**The request:** Output the records below as a numbered list, starting at their first line and ending with the line containing "bar — [343, 356, 349, 390]", both included. Omit blank lines.

**Data provided:**

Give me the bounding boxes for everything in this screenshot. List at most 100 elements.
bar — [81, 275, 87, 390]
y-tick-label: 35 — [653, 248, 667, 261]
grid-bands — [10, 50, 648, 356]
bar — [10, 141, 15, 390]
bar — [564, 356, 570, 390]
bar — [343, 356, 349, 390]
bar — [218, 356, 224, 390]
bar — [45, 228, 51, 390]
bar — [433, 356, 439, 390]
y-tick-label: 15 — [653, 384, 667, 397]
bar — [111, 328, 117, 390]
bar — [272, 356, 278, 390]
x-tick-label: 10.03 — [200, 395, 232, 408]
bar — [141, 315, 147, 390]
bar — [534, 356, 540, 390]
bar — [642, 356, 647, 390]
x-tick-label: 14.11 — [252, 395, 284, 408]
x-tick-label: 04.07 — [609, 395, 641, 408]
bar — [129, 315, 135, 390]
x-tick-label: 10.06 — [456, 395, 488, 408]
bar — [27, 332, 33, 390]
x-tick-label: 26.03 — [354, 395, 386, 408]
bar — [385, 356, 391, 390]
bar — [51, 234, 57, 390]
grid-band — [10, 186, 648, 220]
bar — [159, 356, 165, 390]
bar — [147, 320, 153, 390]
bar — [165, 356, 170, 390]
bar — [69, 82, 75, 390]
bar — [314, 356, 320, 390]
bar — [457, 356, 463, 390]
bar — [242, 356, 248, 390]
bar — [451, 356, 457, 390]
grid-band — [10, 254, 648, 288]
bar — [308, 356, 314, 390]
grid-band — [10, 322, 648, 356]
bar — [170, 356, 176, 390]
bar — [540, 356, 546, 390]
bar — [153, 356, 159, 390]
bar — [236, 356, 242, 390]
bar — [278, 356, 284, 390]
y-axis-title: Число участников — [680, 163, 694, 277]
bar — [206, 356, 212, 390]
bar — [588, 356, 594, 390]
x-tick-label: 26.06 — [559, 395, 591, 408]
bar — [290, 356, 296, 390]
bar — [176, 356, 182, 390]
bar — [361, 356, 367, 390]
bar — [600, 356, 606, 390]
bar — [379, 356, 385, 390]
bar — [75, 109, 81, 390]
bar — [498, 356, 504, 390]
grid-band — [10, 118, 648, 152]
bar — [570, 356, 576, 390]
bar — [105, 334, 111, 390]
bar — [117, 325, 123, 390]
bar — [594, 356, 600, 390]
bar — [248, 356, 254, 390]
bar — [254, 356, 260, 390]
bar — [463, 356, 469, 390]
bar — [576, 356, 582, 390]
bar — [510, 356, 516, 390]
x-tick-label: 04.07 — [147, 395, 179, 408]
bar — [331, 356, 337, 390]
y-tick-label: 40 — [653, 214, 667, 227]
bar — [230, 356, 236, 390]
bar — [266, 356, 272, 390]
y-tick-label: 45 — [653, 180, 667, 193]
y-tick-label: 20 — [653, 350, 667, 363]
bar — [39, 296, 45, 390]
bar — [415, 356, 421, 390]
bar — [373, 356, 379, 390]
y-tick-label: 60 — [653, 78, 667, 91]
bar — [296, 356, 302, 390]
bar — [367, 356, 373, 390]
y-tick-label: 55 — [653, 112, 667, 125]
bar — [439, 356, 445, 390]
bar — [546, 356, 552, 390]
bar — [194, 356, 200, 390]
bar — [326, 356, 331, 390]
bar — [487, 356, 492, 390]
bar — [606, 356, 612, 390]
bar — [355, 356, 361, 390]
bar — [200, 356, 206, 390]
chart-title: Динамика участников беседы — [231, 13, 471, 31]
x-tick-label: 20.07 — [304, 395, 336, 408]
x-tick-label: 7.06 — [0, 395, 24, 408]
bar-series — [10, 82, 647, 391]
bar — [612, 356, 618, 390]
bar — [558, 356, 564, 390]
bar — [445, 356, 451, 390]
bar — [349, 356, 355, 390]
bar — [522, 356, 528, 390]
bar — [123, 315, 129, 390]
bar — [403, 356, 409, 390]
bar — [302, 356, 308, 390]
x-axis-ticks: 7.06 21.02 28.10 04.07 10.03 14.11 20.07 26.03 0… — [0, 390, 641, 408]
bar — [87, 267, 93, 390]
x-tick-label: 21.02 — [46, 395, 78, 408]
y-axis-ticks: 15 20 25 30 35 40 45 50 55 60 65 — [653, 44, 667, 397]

**Correct response:**
1. Give me the bounding boxes for everything in this screenshot. List at most 100 elements.
2. bar — [81, 275, 87, 390]
3. y-tick-label: 35 — [653, 248, 667, 261]
4. grid-bands — [10, 50, 648, 356]
5. bar — [10, 141, 15, 390]
6. bar — [564, 356, 570, 390]
7. bar — [343, 356, 349, 390]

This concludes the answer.